[Stored dataset items]
· · · · ·
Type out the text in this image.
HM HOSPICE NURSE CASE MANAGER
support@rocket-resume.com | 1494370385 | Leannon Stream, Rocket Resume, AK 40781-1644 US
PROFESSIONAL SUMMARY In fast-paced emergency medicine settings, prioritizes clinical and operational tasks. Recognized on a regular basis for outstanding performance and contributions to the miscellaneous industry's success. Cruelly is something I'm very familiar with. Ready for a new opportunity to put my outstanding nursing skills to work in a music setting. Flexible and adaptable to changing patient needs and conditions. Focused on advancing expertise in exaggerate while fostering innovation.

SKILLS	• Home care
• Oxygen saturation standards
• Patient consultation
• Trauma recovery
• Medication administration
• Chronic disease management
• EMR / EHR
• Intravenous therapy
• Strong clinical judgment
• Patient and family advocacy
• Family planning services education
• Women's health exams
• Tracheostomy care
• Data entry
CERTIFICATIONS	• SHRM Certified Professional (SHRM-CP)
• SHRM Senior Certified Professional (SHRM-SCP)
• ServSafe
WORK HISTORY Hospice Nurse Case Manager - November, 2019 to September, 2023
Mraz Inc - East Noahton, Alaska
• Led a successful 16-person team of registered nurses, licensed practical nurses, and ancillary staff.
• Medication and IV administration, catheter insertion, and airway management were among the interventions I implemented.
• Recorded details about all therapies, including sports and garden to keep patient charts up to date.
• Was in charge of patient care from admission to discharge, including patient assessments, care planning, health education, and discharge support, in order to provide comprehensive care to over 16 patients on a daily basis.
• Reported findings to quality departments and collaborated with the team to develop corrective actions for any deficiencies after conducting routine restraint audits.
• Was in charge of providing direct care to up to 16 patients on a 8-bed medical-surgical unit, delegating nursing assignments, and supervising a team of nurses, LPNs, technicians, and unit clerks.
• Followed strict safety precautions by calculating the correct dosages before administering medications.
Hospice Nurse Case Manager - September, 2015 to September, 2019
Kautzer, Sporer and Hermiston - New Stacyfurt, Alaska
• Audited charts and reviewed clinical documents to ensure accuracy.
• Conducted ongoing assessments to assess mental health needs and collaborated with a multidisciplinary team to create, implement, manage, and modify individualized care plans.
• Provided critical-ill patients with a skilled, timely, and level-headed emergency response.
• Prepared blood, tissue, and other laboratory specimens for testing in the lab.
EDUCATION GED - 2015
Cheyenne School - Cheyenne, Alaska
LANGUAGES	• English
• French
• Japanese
· · · · ·
EXERCISE OBJECTIVE. Take the entries and copy them out exactly.

PROBLEM SOLUTION.
Type out the text in this image.
HM HOSPICE NURSE CASE MANAGER
support@rocket-resume.com | 1494370385 | Leannon Stream, Rocket Resume, AK 40781-1644 US
PROFESSIONAL SUMMARY In fast-paced emergency medicine settings, prioritizes clinical and operational tasks. Recognized on a regular basis for outstanding performance and contributions to the miscellaneous industry's success. Cruelly is something I'm very familiar with. Ready for a new opportunity to put my outstanding nursing skills to work in a music setting. Flexible and adaptable to changing patient needs and conditions. Focused on advancing expertise in exaggerate while fostering innovation.

SKILLS	• Home care
• Oxygen saturation standards
• Patient consultation
• Trauma recovery
• Medication administration
• Chronic disease management
• EMR / EHR
• Intravenous therapy
• Strong clinical judgment
• Patient and family advocacy
• Family planning services education
• Women's health exams
• Tracheostomy care
• Data entry
CERTIFICATIONS	• SHRM Certified Professional (SHRM-CP)
• SHRM Senior Certified Professional (SHRM-SCP)
• ServSafe
WORK HISTORY Hospice Nurse Case Manager - November, 2019 to September, 2023
Mraz Inc - East Noahton, Alaska
• Led a successful 16-person team of registered nurses, licensed practical nurses, and ancillary staff.
• Medication and IV administration, catheter insertion, and airway management were among the interventions I implemented.
• Recorded details about all therapies, including sports and garden to keep patient charts up to date.
• Was in charge of patient care from admission to discharge, including patient assessments, care planning, health education, and discharge support, in order to provide comprehensive care to over 16 patients on a daily basis.
• Reported findings to quality departments and collaborated with the team to develop corrective actions for any deficiencies after conducting routine restraint audits.
• Was in charge of providing direct care to up to 16 patients on a 8-bed medical-surgical unit, delegating nursing assignments, and supervising a team of nurses, LPNs, technicians, and unit clerks.
• Followed strict safety precautions by calculating the correct dosages before administering medications.
Hospice Nurse Case Manager - September, 2015 to September, 2019
Kautzer, Sporer and Hermiston - New Stacyfurt, Alaska
• Audited charts and reviewed clinical documents to ensure accuracy.
• Conducted ongoing assessments to assess mental health needs and collaborated with a multidisciplinary team to create, implement, manage, and modify individualized care plans.
• Provided critical-ill patients with a skilled, timely, and level-headed emergency response.
• Prepared blood, tissue, and other laboratory specimens for testing in the lab.
EDUCATION GED - 2015
Cheyenne School - Cheyenne, Alaska
LANGUAGES	• English
• French
• Japanese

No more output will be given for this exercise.